§ WHAT THE EXERCISE ASKS: Produce a word-for-word copy of the listing below without its pictures.

Data listing:
☆ ☆ ☆ ☆ ☆
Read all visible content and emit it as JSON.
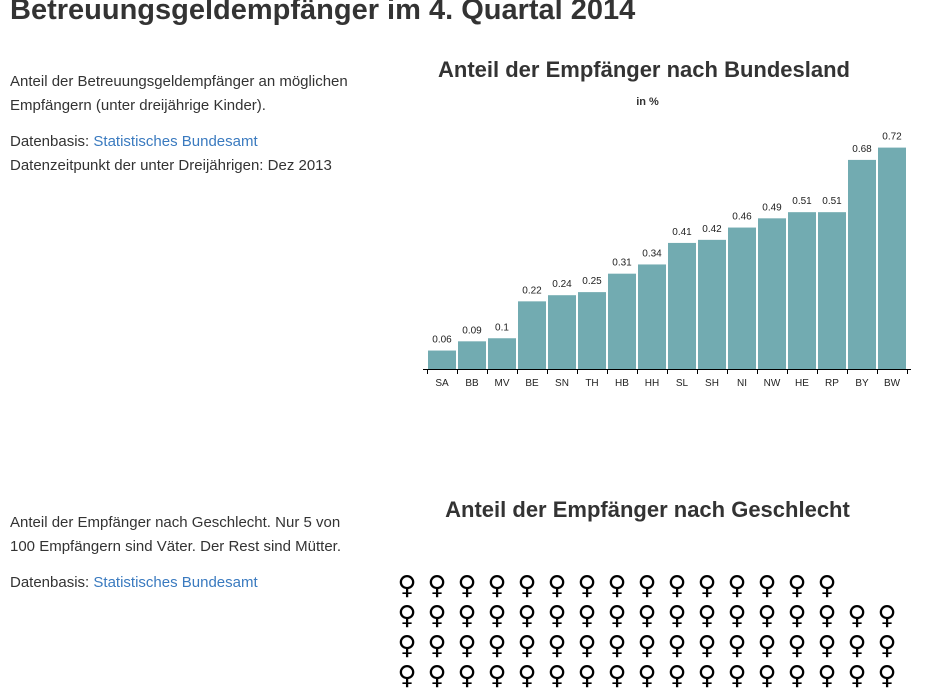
{
  "page": {
    "title": "Betreuungsgeldempfänger im 4. Quartal 2014"
  },
  "section_bundesland": {
    "description": "Anteil der Betreuungsgeldempfänger an möglichen Empfängern (unter dreijährige Kinder).",
    "source_prefix": "Datenbasis: ",
    "source_link": "Statistisches Bundesamt",
    "date_note": "Datenzeitpunkt der unter Dreijährigen: Dez 2013"
  },
  "section_geschlecht": {
    "description": "Anteil der Empfänger nach Geschlecht. Nur 5 von 100 Empfängern sind Väter. Der Rest sind Mütter.",
    "source_prefix": "Datenbasis: ",
    "source_link": "Statistisches Bundesamt"
  },
  "chart_data": [
    {
      "type": "bar",
      "title": "Anteil der Empfänger nach Bundesland",
      "subtitle": "in %",
      "categories": [
        "SA",
        "BB",
        "MV",
        "BE",
        "SN",
        "TH",
        "HB",
        "HH",
        "SL",
        "SH",
        "NI",
        "NW",
        "HE",
        "RP",
        "BY",
        "BW"
      ],
      "values": [
        0.06,
        0.09,
        0.1,
        0.22,
        0.24,
        0.25,
        0.31,
        0.34,
        0.41,
        0.42,
        0.46,
        0.49,
        0.51,
        0.51,
        0.68,
        0.72
      ],
      "ylim": [
        0,
        0.8
      ],
      "grid": false,
      "color": "#72abb1"
    },
    {
      "type": "pictogram",
      "title": "Anteil der Empfänger nach Geschlecht",
      "symbol": "♀",
      "icon_name": "female-symbol-icon",
      "color": "#000000",
      "visible_rows": [
        15,
        17,
        17,
        17
      ]
    }
  ]
}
☆ ☆ ☆ ☆ ☆
§ FINISHED ANSWER:
Read all visible content and emit it as JSON.
{
  "page": {
    "title": "Betreuungsgeldempfänger im 4. Quartal 2014"
  },
  "section_bundesland": {
    "description": "Anteil der Betreuungsgeldempfänger an möglichen Empfängern (unter dreijährige Kinder).",
    "source_prefix": "Datenbasis: ",
    "source_link": "Statistisches Bundesamt",
    "date_note": "Datenzeitpunkt der unter Dreijährigen: Dez 2013"
  },
  "section_geschlecht": {
    "description": "Anteil der Empfänger nach Geschlecht. Nur 5 von 100 Empfängern sind Väter. Der Rest sind Mütter.",
    "source_prefix": "Datenbasis: ",
    "source_link": "Statistisches Bundesamt"
  },
  "chart_data": [
    {
      "type": "bar",
      "title": "Anteil der Empfänger nach Bundesland",
      "subtitle": "in %",
      "categories": [
        "SA",
        "BB",
        "MV",
        "BE",
        "SN",
        "TH",
        "HB",
        "HH",
        "SL",
        "SH",
        "NI",
        "NW",
        "HE",
        "RP",
        "BY",
        "BW"
      ],
      "values": [
        0.06,
        0.09,
        0.1,
        0.22,
        0.24,
        0.25,
        0.31,
        0.34,
        0.41,
        0.42,
        0.46,
        0.49,
        0.51,
        0.51,
        0.68,
        0.72
      ],
      "ylim": [
        0,
        0.8
      ],
      "grid": false,
      "color": "#72abb1"
    },
    {
      "type": "pictogram",
      "title": "Anteil der Empfänger nach Geschlecht",
      "symbol": "♀",
      "icon_name": "female-symbol-icon",
      "color": "#000000",
      "visible_rows": [
        15,
        17,
        17,
        17
      ]
    }
  ]
}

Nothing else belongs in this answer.